* Begin Extracted text *

@fastfinge@munchkinbear It will on chrome browsers. It won't on Firefox due to either Firefox not pulling in support for the Webauthn-prf extension, Bitwarden not pulling any existing Firefox support into its offering, or both.
@fastfinge I've had a few of these over the years and have never actually ever used the management tools from them. I've typically used the built-in Windows or web browser support for them.
@andrew You need the management tools if you want to put PGP and SSH keys on them. Or at least, that was the quickest way I could figure out of doing it.
@fastfinge The only thing I remember about using a YubiKey back in the day was accidentally touching it, quite frequently, and dumping a massive string of text into whatever edit field I was focused on at the time. Do they still do that? @andrew
@fastfinge@jscholes We have these at work and people are always doing this, its especially prevalent in Teams because the string it sends finishes with CRLF so the message gets automatically sent.
@fastfinge@jscholes I've just used them for authentication into Windows accounts and websites like Bitwarden etc. The ones I have here are old as they don't support NFC.
@andrew@jscholes NFC is a critical feature for me. I do testing across android, IOS, mac, and Windows, and need my secure accounts available in all the places.

* End Extracted text *

Goal of the exercise:
Return the full security key discussion above verbatim.

* Begin Data segment *

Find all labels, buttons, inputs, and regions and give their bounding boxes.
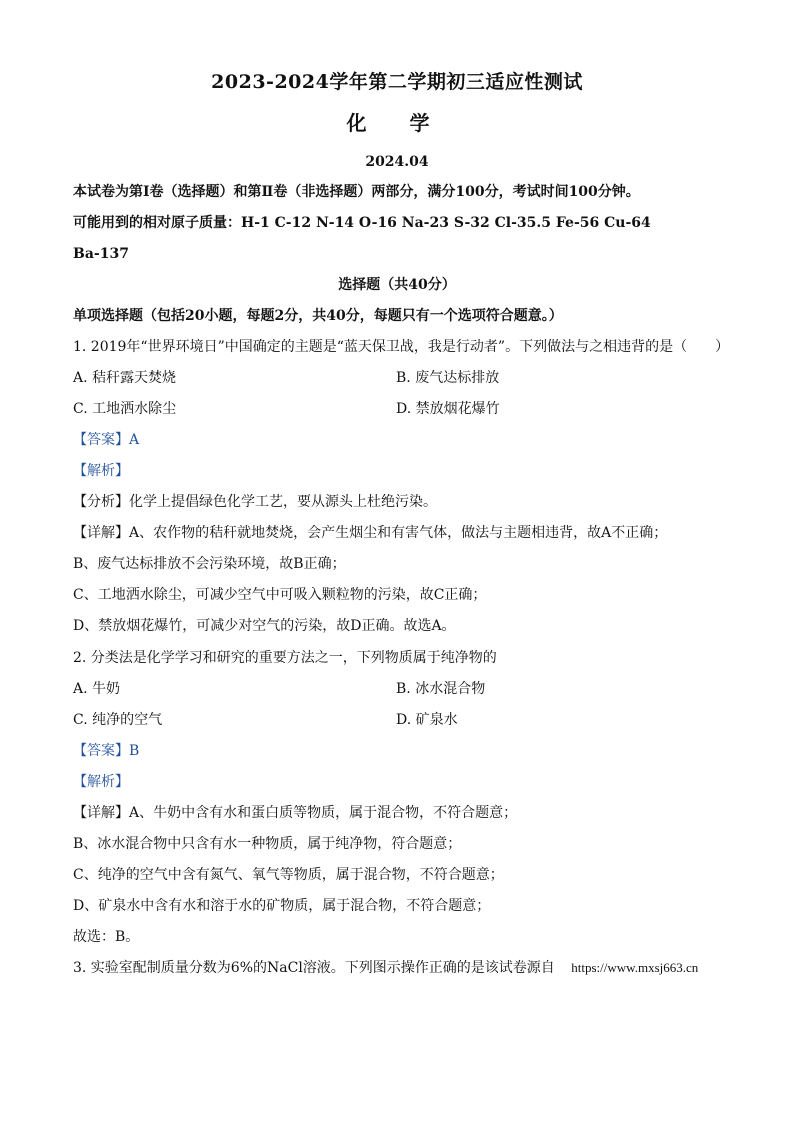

* End Data segment *

Full solution:
@fastfinge@munchkinbear It will on chrome browsers. It won't on Firefox due to either Firefox not pulling in support for the Webauthn-prf extension, Bitwarden not pulling any existing Firefox support into its offering, or both.
@fastfinge I've had a few of these over the years and have never actually ever used the management tools from them. I've typically used the built-in Windows or web browser support for them.
@andrew You need the management tools if you want to put PGP and SSH keys on them. Or at least, that was the quickest way I could figure out of doing it.
@fastfinge The only thing I remember about using a YubiKey back in the day was accidentally touching it, quite frequently, and dumping a massive string of text into whatever edit field I was focused on at the time. Do they still do that? @andrew
@fastfinge@jscholes We have these at work and people are always doing this, its especially prevalent in Teams because the string it sends finishes with CRLF so the message gets automatically sent.
@fastfinge@jscholes I've just used them for authentication into Windows accounts and websites like Bitwarden etc. The ones I have here are old as they don't support NFC.
@andrew@jscholes NFC is a critical feature for me. I do testing across android, IOS, mac, and Windows, and need my secure accounts available in all the places.